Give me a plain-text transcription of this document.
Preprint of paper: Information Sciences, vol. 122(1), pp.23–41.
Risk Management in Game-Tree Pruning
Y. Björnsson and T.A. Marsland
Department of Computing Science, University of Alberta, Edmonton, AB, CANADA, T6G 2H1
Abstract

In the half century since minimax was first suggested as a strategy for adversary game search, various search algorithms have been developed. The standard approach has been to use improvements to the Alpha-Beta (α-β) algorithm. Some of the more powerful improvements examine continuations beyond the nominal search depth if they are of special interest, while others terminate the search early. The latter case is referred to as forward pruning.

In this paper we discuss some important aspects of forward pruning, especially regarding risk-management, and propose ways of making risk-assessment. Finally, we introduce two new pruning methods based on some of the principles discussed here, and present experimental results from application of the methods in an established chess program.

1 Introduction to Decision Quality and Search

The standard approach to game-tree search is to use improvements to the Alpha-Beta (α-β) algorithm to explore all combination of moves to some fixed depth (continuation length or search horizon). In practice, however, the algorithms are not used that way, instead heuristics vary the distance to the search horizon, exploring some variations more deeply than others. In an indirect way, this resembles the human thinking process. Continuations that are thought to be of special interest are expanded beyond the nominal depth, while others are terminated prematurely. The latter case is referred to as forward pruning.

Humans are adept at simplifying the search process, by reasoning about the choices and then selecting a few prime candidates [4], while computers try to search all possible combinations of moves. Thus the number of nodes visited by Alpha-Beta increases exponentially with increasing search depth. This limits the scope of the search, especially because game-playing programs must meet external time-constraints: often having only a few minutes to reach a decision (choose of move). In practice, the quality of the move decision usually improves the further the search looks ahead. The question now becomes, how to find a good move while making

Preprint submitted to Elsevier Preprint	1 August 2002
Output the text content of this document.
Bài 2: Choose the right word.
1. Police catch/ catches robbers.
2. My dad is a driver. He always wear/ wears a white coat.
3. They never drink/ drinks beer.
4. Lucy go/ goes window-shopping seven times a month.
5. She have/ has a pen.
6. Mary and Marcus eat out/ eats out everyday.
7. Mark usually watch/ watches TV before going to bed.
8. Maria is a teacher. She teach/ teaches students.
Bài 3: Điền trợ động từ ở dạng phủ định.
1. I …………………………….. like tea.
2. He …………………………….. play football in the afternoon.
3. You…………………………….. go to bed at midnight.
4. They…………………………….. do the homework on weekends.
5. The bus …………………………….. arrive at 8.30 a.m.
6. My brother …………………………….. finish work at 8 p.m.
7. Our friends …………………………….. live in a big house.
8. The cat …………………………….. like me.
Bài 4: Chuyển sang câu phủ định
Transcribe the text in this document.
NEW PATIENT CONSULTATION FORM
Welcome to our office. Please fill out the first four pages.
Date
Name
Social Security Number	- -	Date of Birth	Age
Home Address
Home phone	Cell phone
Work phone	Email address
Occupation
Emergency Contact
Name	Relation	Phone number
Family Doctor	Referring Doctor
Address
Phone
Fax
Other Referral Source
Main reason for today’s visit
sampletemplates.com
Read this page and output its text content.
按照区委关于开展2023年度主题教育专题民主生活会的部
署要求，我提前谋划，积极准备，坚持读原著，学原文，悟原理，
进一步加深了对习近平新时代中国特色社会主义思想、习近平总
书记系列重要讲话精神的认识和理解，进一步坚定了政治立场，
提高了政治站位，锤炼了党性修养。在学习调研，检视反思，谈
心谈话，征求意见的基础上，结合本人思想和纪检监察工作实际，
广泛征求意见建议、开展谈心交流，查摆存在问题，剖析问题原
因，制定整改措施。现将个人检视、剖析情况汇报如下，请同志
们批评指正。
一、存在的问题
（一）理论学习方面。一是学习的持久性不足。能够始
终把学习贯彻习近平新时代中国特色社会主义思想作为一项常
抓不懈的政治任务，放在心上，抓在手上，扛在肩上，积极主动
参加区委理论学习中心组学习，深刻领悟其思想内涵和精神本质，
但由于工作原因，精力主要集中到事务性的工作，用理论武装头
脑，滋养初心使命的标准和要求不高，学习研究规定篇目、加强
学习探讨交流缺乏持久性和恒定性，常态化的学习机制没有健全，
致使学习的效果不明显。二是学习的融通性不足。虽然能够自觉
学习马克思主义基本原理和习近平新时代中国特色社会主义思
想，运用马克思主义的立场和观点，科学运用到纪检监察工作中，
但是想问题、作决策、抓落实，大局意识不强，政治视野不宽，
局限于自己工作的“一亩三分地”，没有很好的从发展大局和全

▸ Exercise objective
Within the listing above, find every line containing the string "paper" and return it.

▸ Exercise solution
Preprint of paper: Information Sciences, vol. 122(1), pp.23–41.
In this paper we discuss some important aspects of forward pruning, especially regarding risk-management, and propose ways of making risk-assessment. Finally, we introduce two new pruning methods based on some of the principles discussed here, and present experimental results from application of the methods in an established chess program.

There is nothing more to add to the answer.